> _WHAT IS BEING ASKED_
Verbatim output of all the material below is required.

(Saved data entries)

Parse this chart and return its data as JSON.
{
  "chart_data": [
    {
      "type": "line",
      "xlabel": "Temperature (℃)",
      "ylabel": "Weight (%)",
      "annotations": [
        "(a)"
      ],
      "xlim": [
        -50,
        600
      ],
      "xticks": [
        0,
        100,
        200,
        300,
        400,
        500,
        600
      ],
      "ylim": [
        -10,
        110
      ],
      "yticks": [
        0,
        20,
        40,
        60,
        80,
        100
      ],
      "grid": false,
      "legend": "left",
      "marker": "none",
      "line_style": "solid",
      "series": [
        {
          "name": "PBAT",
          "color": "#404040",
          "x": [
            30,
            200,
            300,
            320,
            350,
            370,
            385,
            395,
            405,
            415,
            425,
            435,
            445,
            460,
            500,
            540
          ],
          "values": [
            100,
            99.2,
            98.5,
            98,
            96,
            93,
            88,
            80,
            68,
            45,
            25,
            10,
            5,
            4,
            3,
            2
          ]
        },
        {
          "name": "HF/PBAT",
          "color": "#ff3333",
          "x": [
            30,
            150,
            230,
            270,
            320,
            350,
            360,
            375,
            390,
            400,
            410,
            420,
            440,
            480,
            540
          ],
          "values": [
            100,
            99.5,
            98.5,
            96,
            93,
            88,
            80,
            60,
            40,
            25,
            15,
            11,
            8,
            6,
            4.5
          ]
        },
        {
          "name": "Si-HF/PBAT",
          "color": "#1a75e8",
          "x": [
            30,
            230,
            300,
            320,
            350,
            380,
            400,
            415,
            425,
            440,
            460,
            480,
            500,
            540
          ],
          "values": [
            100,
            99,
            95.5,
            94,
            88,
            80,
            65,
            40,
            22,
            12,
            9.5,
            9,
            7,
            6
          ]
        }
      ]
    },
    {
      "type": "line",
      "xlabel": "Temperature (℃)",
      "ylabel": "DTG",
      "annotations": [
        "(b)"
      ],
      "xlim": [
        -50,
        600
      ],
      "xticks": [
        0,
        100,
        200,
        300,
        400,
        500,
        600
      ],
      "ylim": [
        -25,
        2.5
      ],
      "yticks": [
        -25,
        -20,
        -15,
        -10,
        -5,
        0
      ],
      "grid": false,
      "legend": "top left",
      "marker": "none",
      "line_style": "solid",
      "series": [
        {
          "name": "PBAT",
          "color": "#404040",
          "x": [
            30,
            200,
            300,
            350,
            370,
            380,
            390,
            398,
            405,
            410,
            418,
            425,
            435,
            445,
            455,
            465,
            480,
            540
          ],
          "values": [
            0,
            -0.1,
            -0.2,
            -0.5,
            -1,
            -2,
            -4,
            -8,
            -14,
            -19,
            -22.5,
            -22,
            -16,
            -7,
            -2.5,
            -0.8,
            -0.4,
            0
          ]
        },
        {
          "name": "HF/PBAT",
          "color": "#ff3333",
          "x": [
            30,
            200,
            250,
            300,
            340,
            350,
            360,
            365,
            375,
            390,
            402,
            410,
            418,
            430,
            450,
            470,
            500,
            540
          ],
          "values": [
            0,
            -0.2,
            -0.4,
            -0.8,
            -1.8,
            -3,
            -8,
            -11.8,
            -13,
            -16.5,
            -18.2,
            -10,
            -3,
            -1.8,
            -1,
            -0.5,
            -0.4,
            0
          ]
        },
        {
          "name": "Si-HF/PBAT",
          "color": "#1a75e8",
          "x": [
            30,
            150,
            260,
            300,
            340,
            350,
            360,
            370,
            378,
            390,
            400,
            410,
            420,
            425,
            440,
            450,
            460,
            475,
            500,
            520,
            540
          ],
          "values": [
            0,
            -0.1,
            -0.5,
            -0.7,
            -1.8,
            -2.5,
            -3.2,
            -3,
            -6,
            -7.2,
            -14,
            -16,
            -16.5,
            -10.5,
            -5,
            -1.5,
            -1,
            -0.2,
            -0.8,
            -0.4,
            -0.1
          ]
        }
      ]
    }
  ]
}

> _ANSWER TO THIS PROBLEM_
Parse this chart and return its data as JSON.
{
  "chart_data": [
    {
      "type": "line",
      "xlabel": "Temperature (℃)",
      "ylabel": "Weight (%)",
      "annotations": [
        "(a)"
      ],
      "xlim": [
        -50,
        600
      ],
      "xticks": [
        0,
        100,
        200,
        300,
        400,
        500,
        600
      ],
      "ylim": [
        -10,
        110
      ],
      "yticks": [
        0,
        20,
        40,
        60,
        80,
        100
      ],
      "grid": false,
      "legend": "left",
      "marker": "none",
      "line_style": "solid",
      "series": [
        {
          "name": "PBAT",
          "color": "#404040",
          "x": [
            30,
            200,
            300,
            320,
            350,
            370,
            385,
            395,
            405,
            415,
            425,
            435,
            445,
            460,
            500,
            540
          ],
          "values": [
            100,
            99.2,
            98.5,
            98,
            96,
            93,
            88,
            80,
            68,
            45,
            25,
            10,
            5,
            4,
            3,
            2
          ]
        },
        {
          "name": "HF/PBAT",
          "color": "#ff3333",
          "x": [
            30,
            150,
            230,
            270,
            320,
            350,
            360,
            375,
            390,
            400,
            410,
            420,
            440,
            480,
            540
          ],
          "values": [
            100,
            99.5,
            98.5,
            96,
            93,
            88,
            80,
            60,
            40,
            25,
            15,
            11,
            8,
            6,
            4.5
          ]
        },
        {
          "name": "Si-HF/PBAT",
          "color": "#1a75e8",
          "x": [
            30,
            230,
            300,
            320,
            350,
            380,
            400,
            415,
            425,
            440,
            460,
            480,
            500,
            540
          ],
          "values": [
            100,
            99,
            95.5,
            94,
            88,
            80,
            65,
            40,
            22,
            12,
            9.5,
            9,
            7,
            6
          ]
        }
      ]
    },
    {
      "type": "line",
      "xlabel": "Temperature (℃)",
      "ylabel": "DTG",
      "annotations": [
        "(b)"
      ],
      "xlim": [
        -50,
        600
      ],
      "xticks": [
        0,
        100,
        200,
        300,
        400,
        500,
        600
      ],
      "ylim": [
        -25,
        2.5
      ],
      "yticks": [
        -25,
        -20,
        -15,
        -10,
        -5,
        0
      ],
      "grid": false,
      "legend": "top left",
      "marker": "none",
      "line_style": "solid",
      "series": [
        {
          "name": "PBAT",
          "color": "#404040",
          "x": [
            30,
            200,
            300,
            350,
            370,
            380,
            390,
            398,
            405,
            410,
            418,
            425,
            435,
            445,
            455,
            465,
            480,
            540
          ],
          "values": [
            0,
            -0.1,
            -0.2,
            -0.5,
            -1,
            -2,
            -4,
            -8,
            -14,
            -19,
            -22.5,
            -22,
            -16,
            -7,
            -2.5,
            -0.8,
            -0.4,
            0
          ]
        },
        {
          "name": "HF/PBAT",
          "color": "#ff3333",
          "x": [
            30,
            200,
            250,
            300,
            340,
            350,
            360,
            365,
            375,
            390,
            402,
            410,
            418,
            430,
            450,
            470,
            500,
            540
          ],
          "values": [
            0,
            -0.2,
            -0.4,
            -0.8,
            -1.8,
            -3,
            -8,
            -11.8,
            -13,
            -16.5,
            -18.2,
            -10,
            -3,
            -1.8,
            -1,
            -0.5,
            -0.4,
            0
          ]
        },
        {
          "name": "Si-HF/PBAT",
          "color": "#1a75e8",
          "x": [
            30,
            150,
            260,
            300,
            340,
            350,
            360,
            370,
            378,
            390,
            400,
            410,
            420,
            425,
            440,
            450,
            460,
            475,
            500,
            520,
            540
          ],
          "values": [
            0,
            -0.1,
            -0.5,
            -0.7,
            -1.8,
            -2.5,
            -3.2,
            -3,
            -6,
            -7.2,
            -14,
            -16,
            -16.5,
            -10.5,
            -5,
            -1.5,
            -1,
            -0.2,
            -0.8,
            -0.4,
            -0.1
          ]
        }
      ]
    }
  ]
}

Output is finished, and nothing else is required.